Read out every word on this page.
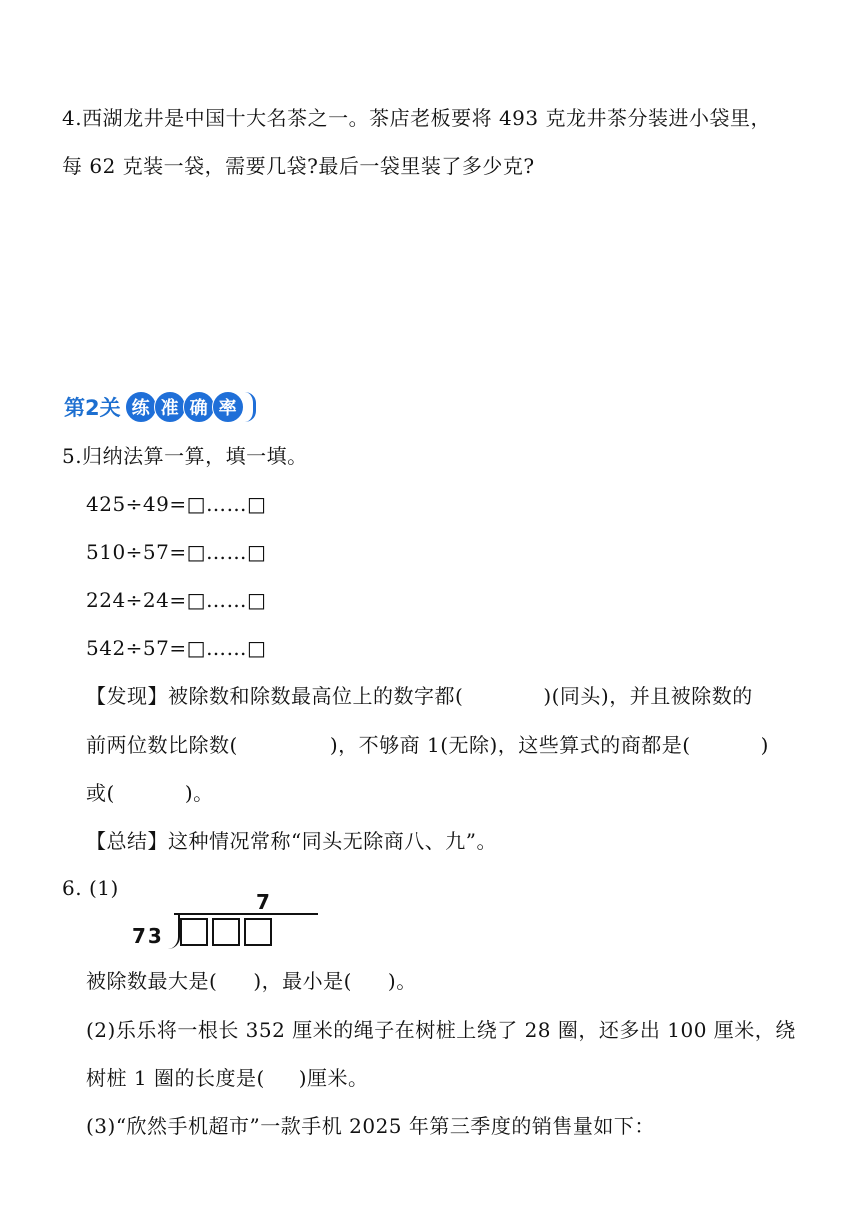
4.西湖龙井是中国十大名茶之一。茶店老板要将 493 克龙井茶分装进小袋里，
每 62 克装一袋，需要几袋?最后一袋里装了多少克?
第2关 练 准 确 率
5.归纳法算一算，填一填。
425÷49=□……□
510÷57=□……□
224÷24=□……□
542÷57=□……□
【发现】被除数和除数最高位上的数字都(	)(同头)，并且被除数的
前两位数比除数(	)，不够商 1(无除)，这些算式的商都是(	)
或(	)。
【总结】这种情况常称“同头无除商八、九”。
6. (1)
7
73
被除数最大是( )，最小是( )。
(2)乐乐将一根长 352 厘米的绳子在树桩上绕了 28 圈，还多出 100 厘米，绕
树桩 1 圈的长度是( )厘米。
(3)“欣然手机超市”一款手机 2025 年第三季度的销售量如下：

*****

▸ **Problem details**
Copy every record above exactly as written, but leave out the pictures.

▸ **Right answer**
Read out every word on this page.
4.西湖龙井是中国十大名茶之一。茶店老板要将 493 克龙井茶分装进小袋里，
每 62 克装一袋，需要几袋?最后一袋里装了多少克?
第2关 练 准 确 率
5.归纳法算一算，填一填。
425÷49=□……□
510÷57=□……□
224÷24=□……□
542÷57=□……□
【发现】被除数和除数最高位上的数字都(	)(同头)，并且被除数的
前两位数比除数(	)，不够商 1(无除)，这些算式的商都是(	)
或(	)。
【总结】这种情况常称“同头无除商八、九”。
6. (1)
7
73
被除数最大是( )，最小是( )。
(2)乐乐将一根长 352 厘米的绳子在树桩上绕了 28 圈，还多出 100 厘米，绕
树桩 1 圈的长度是( )厘米。
(3)“欣然手机超市”一款手机 2025 年第三季度的销售量如下：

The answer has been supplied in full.